Given problem: Write out the records beneath this line exactly as they appear, minus any images.

Source data:
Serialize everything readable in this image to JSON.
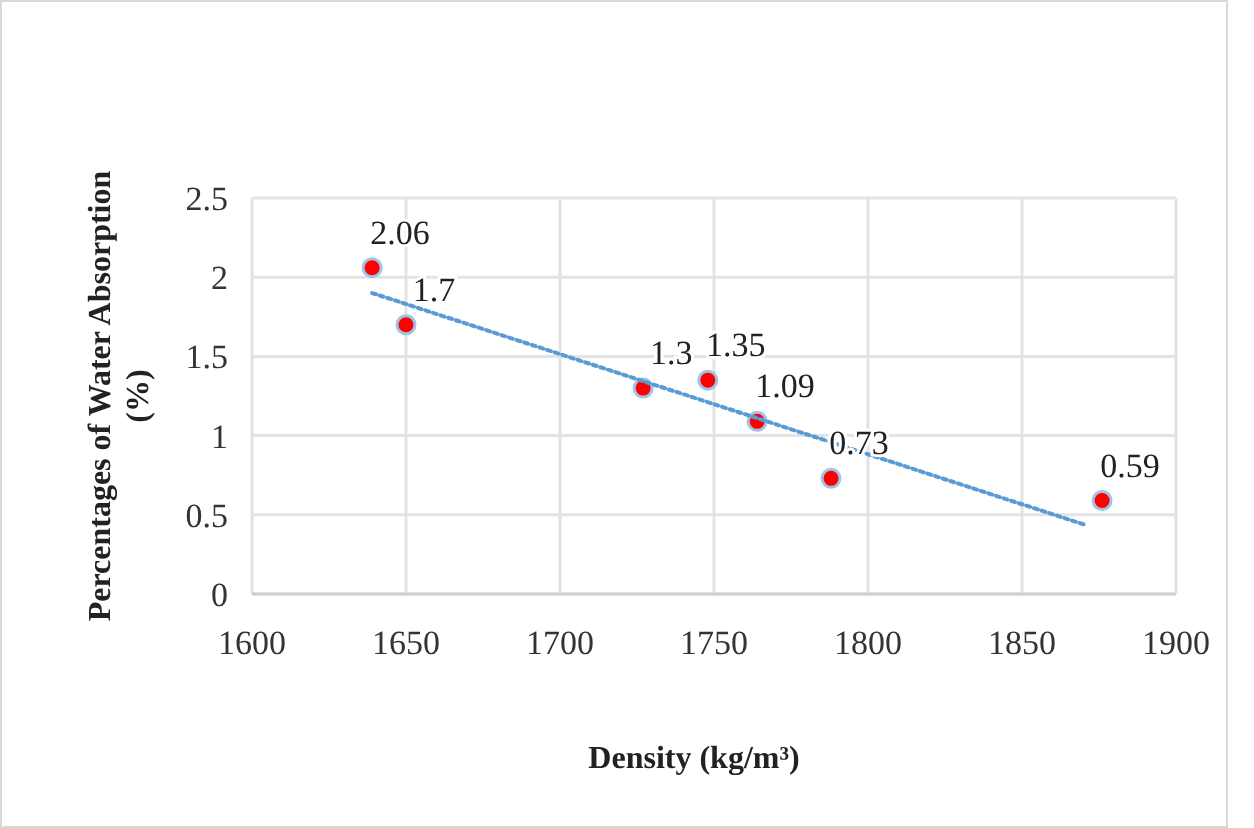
{
  "chart_data": {
    "type": "scatter",
    "xlabel": "Density (kg/m³)",
    "ylabel": "Percentages of Water Absorption (%)",
    "xlim": [
      1600,
      1900
    ],
    "xticks": [
      1600,
      1650,
      1700,
      1750,
      1800,
      1850,
      1900
    ],
    "ylim": [
      0,
      2.5
    ],
    "yticks": [
      0,
      0.5,
      1,
      1.5,
      2,
      2.5
    ],
    "grid": true,
    "series": [
      {
        "color": "#ff0000",
        "marker": "circle",
        "x": [
          1639,
          1650,
          1727,
          1748,
          1764,
          1788,
          1876
        ],
        "values": [
          2.06,
          1.7,
          1.3,
          1.35,
          1.09,
          0.73,
          0.59
        ],
        "value_labels": [
          "2.06",
          "1.7",
          "1.3",
          "1.35",
          "1.09",
          "0.73",
          "0.59"
        ]
      },
      {
        "type": "line",
        "color": "#5b9bd5",
        "line_style": "dotted",
        "marker": "none",
        "x": [
          1639,
          1870
        ],
        "values": [
          1.9,
          0.44
        ]
      }
    ]
  }
}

Solution to the exercise:
Serialize everything readable in this image to JSON.
{
  "chart_data": {
    "type": "scatter",
    "xlabel": "Density (kg/m³)",
    "ylabel": "Percentages of Water Absorption (%)",
    "xlim": [
      1600,
      1900
    ],
    "xticks": [
      1600,
      1650,
      1700,
      1750,
      1800,
      1850,
      1900
    ],
    "ylim": [
      0,
      2.5
    ],
    "yticks": [
      0,
      0.5,
      1,
      1.5,
      2,
      2.5
    ],
    "grid": true,
    "series": [
      {
        "color": "#ff0000",
        "marker": "circle",
        "x": [
          1639,
          1650,
          1727,
          1748,
          1764,
          1788,
          1876
        ],
        "values": [
          2.06,
          1.7,
          1.3,
          1.35,
          1.09,
          0.73,
          0.59
        ],
        "value_labels": [
          "2.06",
          "1.7",
          "1.3",
          "1.35",
          "1.09",
          "0.73",
          "0.59"
        ]
      },
      {
        "type": "line",
        "color": "#5b9bd5",
        "line_style": "dotted",
        "marker": "none",
        "x": [
          1639,
          1870
        ],
        "values": [
          1.9,
          0.44
        ]
      }
    ]
  }
}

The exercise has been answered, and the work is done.